## TASK DESCRIPTION
Reproduce all the lines exactly as they stand, apart from the pictures.

Excerpts from a figure dataset:
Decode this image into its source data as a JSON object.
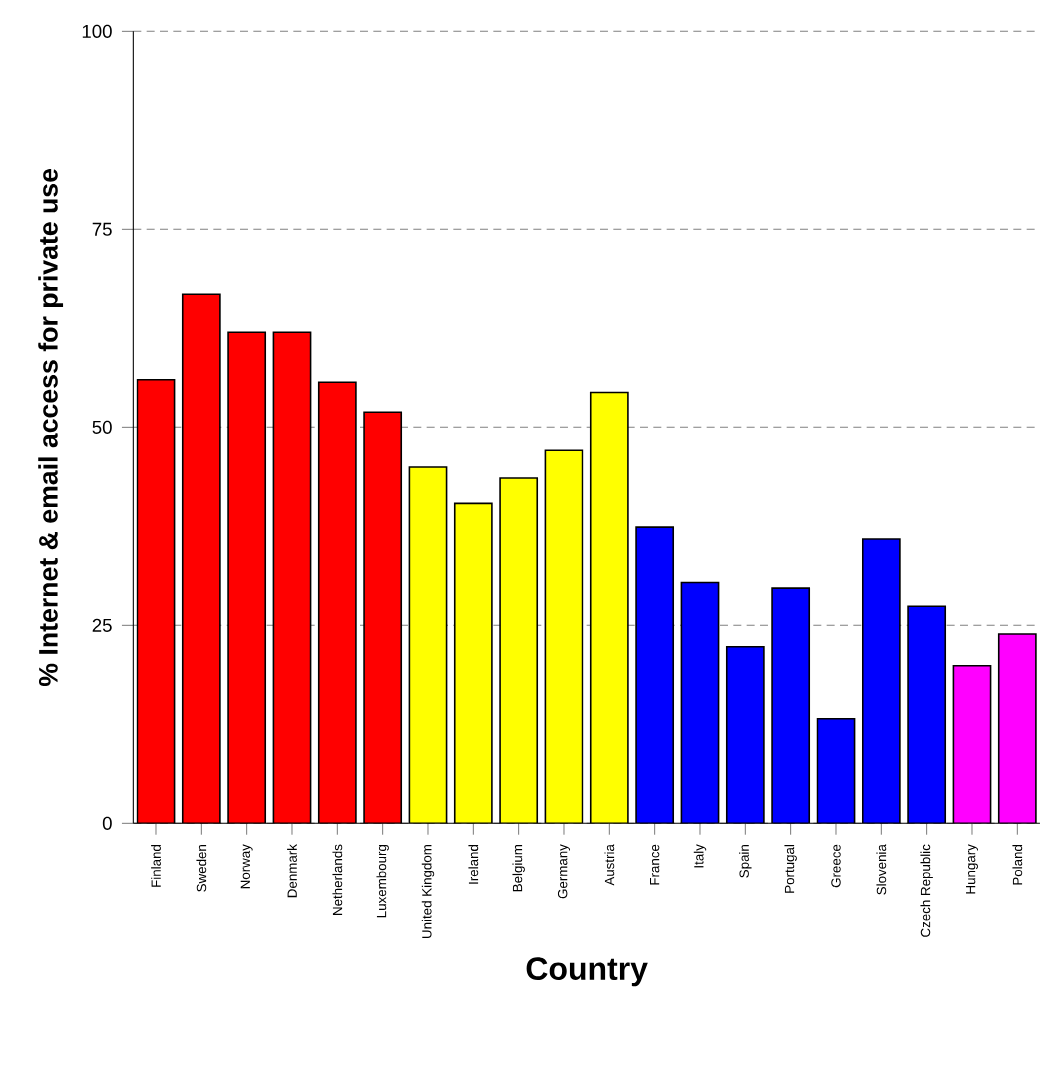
{
  "chart_data": {
    "type": "bar",
    "xlabel": "Country",
    "ylabel": "% Internet & email access for private use",
    "categories": [
      "Finland",
      "Sweden",
      "Norway",
      "Denmark",
      "Netherlands",
      "Luxembourg",
      "United Kingdom",
      "Ireland",
      "Belgium",
      "Germany",
      "Austria",
      "France",
      "Italy",
      "Spain",
      "Portugal",
      "Greece",
      "Slovenia",
      "Czech Republic",
      "Hungary",
      "Poland"
    ],
    "values": [
      56.0,
      66.8,
      62.0,
      62.0,
      55.7,
      51.9,
      45.0,
      40.4,
      43.6,
      47.1,
      54.4,
      37.4,
      30.4,
      22.3,
      29.7,
      13.2,
      35.9,
      27.4,
      19.9,
      23.9
    ],
    "colors": [
      "#ff0000",
      "#ff0000",
      "#ff0000",
      "#ff0000",
      "#ff0000",
      "#ff0000",
      "#ffff00",
      "#ffff00",
      "#ffff00",
      "#ffff00",
      "#ffff00",
      "#0000ff",
      "#0000ff",
      "#0000ff",
      "#0000ff",
      "#0000ff",
      "#0000ff",
      "#0000ff",
      "#ff00ff",
      "#ff00ff"
    ],
    "ylim": [
      0,
      100
    ],
    "yticks": [
      0,
      25,
      50,
      75,
      100
    ],
    "grid": "y"
  }
}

## CORRECT ANSWER
Decode this image into its source data as a JSON object.
{
  "chart_data": {
    "type": "bar",
    "xlabel": "Country",
    "ylabel": "% Internet & email access for private use",
    "categories": [
      "Finland",
      "Sweden",
      "Norway",
      "Denmark",
      "Netherlands",
      "Luxembourg",
      "United Kingdom",
      "Ireland",
      "Belgium",
      "Germany",
      "Austria",
      "France",
      "Italy",
      "Spain",
      "Portugal",
      "Greece",
      "Slovenia",
      "Czech Republic",
      "Hungary",
      "Poland"
    ],
    "values": [
      56.0,
      66.8,
      62.0,
      62.0,
      55.7,
      51.9,
      45.0,
      40.4,
      43.6,
      47.1,
      54.4,
      37.4,
      30.4,
      22.3,
      29.7,
      13.2,
      35.9,
      27.4,
      19.9,
      23.9
    ],
    "colors": [
      "#ff0000",
      "#ff0000",
      "#ff0000",
      "#ff0000",
      "#ff0000",
      "#ff0000",
      "#ffff00",
      "#ffff00",
      "#ffff00",
      "#ffff00",
      "#ffff00",
      "#0000ff",
      "#0000ff",
      "#0000ff",
      "#0000ff",
      "#0000ff",
      "#0000ff",
      "#0000ff",
      "#ff00ff",
      "#ff00ff"
    ],
    "ylim": [
      0,
      100
    ],
    "yticks": [
      0,
      25,
      50,
      75,
      100
    ],
    "grid": "y"
  }
}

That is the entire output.